__WHAT IS REQUIRED__. Update the lines beginning with the line that contains "x-tick-label: 4 [176, 189, 185, 208]" and continuing through the line that contains "x-tick-label: 12 [345, 463, 362, 482]" by putting "y-tick-text" in place of "y-tick-label" and leaving everything else as it is. Give back only those lines.

__Region boundary data__.
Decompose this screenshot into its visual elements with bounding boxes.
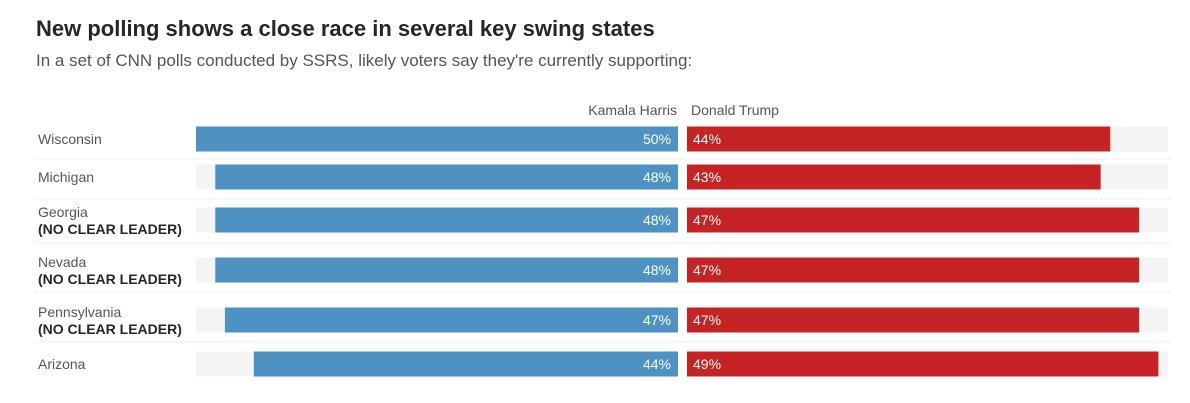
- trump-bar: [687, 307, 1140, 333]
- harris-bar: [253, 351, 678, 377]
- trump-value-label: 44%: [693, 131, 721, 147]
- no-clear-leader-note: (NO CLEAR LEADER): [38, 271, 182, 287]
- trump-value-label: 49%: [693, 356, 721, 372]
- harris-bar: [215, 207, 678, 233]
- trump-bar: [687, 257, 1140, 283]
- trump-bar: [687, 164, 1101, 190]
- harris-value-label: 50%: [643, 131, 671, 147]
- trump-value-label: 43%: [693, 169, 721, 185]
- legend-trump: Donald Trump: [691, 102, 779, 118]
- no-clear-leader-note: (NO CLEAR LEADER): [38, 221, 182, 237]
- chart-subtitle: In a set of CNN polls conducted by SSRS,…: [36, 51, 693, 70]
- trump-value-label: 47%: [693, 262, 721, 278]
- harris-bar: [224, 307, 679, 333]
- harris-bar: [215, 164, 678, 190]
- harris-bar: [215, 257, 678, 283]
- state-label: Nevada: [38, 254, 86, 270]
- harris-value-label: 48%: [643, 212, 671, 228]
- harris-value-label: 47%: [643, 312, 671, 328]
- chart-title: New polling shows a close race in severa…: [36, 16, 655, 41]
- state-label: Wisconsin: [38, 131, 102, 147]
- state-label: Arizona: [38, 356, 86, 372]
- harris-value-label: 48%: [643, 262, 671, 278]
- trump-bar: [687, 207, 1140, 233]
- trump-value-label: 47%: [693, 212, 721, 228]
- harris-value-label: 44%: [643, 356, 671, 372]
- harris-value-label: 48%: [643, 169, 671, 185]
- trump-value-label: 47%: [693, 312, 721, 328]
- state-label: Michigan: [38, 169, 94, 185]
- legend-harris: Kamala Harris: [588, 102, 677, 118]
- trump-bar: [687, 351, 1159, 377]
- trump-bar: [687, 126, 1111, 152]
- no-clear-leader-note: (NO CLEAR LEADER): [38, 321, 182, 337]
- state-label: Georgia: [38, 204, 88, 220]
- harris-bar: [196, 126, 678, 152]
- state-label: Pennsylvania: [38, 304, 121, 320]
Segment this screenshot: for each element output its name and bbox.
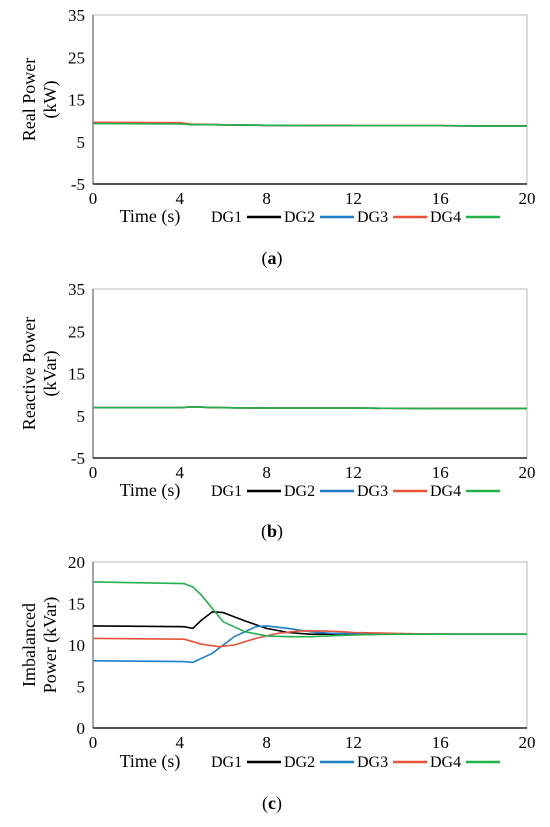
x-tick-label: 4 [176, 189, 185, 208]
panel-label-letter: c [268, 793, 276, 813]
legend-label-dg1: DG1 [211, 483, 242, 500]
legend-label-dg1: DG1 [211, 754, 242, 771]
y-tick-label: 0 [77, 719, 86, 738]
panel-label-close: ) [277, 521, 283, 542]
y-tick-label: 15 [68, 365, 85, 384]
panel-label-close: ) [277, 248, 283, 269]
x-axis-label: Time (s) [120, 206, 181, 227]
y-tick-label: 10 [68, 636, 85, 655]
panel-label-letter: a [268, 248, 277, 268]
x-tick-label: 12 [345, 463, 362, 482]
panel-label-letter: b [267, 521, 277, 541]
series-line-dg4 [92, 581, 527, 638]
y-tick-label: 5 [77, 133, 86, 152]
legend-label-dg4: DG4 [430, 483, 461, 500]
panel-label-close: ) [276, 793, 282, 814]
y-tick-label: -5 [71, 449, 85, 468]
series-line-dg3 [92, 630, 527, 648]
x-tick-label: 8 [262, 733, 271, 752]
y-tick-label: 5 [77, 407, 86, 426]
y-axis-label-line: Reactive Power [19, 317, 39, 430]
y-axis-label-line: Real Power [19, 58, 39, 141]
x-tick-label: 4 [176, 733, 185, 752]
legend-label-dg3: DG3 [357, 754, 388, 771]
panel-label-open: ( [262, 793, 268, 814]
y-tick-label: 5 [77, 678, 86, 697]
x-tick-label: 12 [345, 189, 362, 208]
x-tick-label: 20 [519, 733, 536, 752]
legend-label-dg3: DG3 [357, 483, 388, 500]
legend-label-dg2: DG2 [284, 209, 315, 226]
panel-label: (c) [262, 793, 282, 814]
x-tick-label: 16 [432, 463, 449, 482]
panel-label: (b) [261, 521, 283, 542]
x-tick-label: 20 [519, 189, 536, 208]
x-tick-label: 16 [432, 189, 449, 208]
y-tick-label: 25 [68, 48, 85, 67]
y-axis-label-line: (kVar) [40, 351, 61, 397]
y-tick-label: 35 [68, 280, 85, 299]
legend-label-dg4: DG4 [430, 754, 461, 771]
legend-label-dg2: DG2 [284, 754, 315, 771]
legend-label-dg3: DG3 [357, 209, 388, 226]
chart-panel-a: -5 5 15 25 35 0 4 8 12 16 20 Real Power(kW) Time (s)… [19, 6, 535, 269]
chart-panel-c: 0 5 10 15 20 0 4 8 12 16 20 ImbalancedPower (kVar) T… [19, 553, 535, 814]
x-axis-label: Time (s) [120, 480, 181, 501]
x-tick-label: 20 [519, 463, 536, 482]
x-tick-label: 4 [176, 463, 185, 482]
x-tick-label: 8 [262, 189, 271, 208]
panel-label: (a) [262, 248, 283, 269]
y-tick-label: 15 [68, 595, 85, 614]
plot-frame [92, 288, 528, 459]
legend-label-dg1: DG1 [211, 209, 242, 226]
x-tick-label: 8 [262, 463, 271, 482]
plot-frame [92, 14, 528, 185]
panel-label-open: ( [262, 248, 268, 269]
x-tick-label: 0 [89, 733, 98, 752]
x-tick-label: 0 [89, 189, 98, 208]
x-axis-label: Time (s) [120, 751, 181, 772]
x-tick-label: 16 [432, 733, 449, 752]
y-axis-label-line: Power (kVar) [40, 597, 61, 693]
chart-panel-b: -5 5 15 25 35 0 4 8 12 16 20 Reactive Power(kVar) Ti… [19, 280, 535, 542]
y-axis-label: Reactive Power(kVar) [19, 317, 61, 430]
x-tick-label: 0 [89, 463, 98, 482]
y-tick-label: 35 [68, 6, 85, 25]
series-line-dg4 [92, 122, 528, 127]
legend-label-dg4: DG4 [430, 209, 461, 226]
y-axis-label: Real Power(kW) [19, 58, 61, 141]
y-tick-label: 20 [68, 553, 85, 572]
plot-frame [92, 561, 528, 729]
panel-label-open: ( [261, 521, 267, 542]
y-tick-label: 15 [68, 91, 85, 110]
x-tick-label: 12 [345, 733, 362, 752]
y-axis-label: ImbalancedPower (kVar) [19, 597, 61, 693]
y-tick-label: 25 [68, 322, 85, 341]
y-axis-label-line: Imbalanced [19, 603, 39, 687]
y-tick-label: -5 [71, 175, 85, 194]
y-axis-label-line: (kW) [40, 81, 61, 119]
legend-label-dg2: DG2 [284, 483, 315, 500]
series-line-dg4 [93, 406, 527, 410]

__COMPLETE OUTPUT__.
x-tick-label: 4 [176, 189, 185, 208]
panel-label-letter: c [268, 793, 276, 813]
legend-label-dg1: DG1 [211, 483, 242, 500]
legend-label-dg1: DG1 [211, 754, 242, 771]
y-tick-text: 0 [77, 719, 86, 738]
panel-label-close: ) [277, 521, 283, 542]
y-tick-text: 15 [68, 365, 85, 384]
panel-label-close: ) [277, 248, 283, 269]
x-axis-label: Time (s) [120, 206, 181, 227]
y-tick-text: 10 [68, 636, 85, 655]
panel-label-letter: a [268, 248, 277, 268]
x-tick-label: 12 [345, 463, 362, 482]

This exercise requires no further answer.